Given problem: Take the material below and retype it in full; pictures are left out.

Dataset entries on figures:
########################################

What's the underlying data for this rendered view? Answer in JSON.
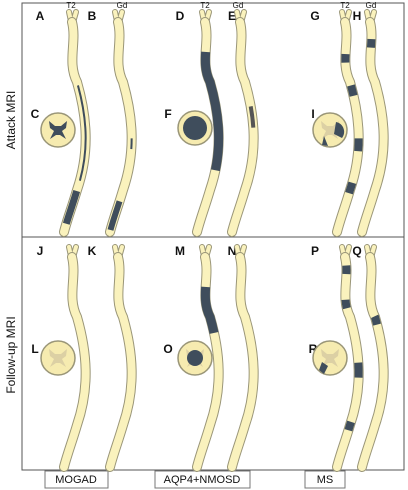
{
  "row_labels": [
    "Attack MRI",
    "Follow-up MRI"
  ],
  "column_labels": [
    "MOGAD",
    "AQP4+NMOSD",
    "MS"
  ],
  "sequence_labels": [
    "T2",
    "Gd",
    "T2",
    "Gd",
    "T2",
    "Gd"
  ],
  "panels": [
    [
      "A",
      "B",
      "C",
      "D",
      "E",
      "F",
      "G",
      "H",
      "I"
    ],
    [
      "J",
      "K",
      "L",
      "M",
      "N",
      "O",
      "P",
      "Q",
      "R"
    ]
  ]
}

########################################

Answer to this problem:
What's the underlying data for this rendered view? Answer in JSON.
{
  "row_labels": [
    "Attack MRI",
    "Follow-up MRI"
  ],
  "column_labels": [
    "MOGAD",
    "AQP4+NMOSD",
    "MS"
  ],
  "sequence_labels": [
    "T2",
    "Gd",
    "T2",
    "Gd",
    "T2",
    "Gd"
  ],
  "panels": [
    [
      "A",
      "B",
      "C",
      "D",
      "E",
      "F",
      "G",
      "H",
      "I"
    ],
    [
      "J",
      "K",
      "L",
      "M",
      "N",
      "O",
      "P",
      "Q",
      "R"
    ]
  ]
}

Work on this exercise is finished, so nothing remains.